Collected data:

-- start --

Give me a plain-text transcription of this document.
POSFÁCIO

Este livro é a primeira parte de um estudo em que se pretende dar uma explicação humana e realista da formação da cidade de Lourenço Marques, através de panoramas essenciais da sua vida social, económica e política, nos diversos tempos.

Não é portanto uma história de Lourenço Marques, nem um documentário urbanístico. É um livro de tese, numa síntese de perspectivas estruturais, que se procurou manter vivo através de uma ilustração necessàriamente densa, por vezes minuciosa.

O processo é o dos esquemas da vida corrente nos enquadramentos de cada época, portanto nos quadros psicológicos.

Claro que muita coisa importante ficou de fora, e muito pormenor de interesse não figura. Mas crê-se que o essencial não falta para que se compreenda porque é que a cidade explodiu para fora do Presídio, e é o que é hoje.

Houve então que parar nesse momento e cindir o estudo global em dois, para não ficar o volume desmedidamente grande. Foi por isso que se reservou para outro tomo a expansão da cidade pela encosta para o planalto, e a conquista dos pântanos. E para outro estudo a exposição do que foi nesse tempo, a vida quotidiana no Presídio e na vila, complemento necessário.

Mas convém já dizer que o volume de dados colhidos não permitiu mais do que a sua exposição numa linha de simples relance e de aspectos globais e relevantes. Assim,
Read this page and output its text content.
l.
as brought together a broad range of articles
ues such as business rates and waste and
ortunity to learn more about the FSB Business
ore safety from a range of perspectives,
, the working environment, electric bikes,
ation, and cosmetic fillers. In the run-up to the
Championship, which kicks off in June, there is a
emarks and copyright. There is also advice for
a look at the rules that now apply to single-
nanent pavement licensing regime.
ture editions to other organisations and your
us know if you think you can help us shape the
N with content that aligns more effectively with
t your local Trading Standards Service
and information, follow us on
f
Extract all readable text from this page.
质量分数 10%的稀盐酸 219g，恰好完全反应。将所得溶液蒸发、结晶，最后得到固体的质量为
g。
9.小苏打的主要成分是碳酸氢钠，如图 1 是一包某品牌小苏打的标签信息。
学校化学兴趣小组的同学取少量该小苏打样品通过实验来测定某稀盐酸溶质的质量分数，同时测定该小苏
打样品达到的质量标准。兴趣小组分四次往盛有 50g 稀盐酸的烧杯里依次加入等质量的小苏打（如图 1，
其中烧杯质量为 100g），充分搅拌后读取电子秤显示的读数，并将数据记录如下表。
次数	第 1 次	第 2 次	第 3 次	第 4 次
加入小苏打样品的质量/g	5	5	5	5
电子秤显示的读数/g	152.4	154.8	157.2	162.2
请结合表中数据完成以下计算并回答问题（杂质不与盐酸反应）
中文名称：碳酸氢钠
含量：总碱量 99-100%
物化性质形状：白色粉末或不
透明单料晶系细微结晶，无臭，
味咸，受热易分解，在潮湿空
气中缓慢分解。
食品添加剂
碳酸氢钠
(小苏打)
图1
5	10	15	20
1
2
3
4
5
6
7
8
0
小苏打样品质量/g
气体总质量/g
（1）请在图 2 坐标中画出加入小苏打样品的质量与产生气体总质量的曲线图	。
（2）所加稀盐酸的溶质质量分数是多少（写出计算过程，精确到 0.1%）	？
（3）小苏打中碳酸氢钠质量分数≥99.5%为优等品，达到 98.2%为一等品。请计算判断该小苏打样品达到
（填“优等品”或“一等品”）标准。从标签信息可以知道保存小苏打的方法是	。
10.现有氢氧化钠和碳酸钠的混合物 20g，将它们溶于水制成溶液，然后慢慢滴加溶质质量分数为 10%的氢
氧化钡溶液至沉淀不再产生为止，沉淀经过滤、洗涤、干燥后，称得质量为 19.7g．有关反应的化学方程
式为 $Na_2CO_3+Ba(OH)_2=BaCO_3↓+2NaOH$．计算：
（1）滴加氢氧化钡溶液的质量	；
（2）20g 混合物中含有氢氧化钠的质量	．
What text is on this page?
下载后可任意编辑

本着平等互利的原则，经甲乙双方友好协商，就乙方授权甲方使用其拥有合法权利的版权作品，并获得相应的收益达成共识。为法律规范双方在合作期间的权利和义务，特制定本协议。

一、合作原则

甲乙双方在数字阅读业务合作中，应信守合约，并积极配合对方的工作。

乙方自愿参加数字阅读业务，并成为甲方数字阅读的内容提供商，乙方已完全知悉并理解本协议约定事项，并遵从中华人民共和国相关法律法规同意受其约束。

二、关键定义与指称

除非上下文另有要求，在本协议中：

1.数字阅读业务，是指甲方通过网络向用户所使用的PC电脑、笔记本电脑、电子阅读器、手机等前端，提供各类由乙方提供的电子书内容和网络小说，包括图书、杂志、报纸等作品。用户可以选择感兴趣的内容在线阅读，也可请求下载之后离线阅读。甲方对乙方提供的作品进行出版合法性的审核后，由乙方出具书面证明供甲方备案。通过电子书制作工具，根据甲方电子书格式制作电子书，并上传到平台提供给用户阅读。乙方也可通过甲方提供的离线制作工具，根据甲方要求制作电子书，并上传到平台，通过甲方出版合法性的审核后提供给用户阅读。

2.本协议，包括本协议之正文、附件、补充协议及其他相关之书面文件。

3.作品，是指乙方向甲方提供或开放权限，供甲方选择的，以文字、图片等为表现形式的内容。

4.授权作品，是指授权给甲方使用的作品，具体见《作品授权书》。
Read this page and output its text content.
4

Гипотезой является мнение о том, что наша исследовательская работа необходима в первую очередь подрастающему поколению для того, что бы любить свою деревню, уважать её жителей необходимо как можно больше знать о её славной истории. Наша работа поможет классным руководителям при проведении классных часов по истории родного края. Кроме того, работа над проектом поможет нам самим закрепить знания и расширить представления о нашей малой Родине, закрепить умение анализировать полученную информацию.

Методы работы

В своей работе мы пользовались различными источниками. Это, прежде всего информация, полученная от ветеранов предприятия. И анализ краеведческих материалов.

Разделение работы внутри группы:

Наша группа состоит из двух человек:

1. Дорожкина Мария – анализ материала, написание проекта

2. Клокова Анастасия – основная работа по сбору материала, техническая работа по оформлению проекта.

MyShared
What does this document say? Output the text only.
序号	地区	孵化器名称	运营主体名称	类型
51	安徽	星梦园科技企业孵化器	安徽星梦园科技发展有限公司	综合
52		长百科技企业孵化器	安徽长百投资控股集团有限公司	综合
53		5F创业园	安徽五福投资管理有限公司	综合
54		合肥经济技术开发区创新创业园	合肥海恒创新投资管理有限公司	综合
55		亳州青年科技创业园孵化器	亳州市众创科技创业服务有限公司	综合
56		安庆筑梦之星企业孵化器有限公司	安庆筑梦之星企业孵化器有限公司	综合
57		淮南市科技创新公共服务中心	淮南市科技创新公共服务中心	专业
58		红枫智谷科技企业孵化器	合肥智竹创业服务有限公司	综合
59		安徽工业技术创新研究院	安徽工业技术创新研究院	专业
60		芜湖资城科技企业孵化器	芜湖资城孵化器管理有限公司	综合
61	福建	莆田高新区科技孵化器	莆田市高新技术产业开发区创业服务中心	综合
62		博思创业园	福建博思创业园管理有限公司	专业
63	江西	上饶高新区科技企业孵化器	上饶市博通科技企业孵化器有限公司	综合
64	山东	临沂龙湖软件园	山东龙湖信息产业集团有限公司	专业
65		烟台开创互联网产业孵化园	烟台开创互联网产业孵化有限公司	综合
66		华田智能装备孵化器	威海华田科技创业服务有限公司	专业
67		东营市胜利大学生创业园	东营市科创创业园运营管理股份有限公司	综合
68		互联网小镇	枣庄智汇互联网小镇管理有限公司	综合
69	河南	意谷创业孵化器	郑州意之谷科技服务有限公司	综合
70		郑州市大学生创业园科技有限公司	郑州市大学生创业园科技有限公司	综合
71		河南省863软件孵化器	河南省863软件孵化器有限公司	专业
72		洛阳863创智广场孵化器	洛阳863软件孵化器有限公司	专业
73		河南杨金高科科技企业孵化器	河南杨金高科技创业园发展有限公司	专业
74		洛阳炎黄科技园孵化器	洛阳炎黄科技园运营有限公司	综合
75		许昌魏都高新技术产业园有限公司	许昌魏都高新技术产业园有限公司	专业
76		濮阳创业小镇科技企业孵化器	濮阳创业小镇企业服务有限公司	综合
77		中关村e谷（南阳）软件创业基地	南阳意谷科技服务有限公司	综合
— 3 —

-- end --

Provide the number of lines in the data above that contain the string "text", and nothing else.

6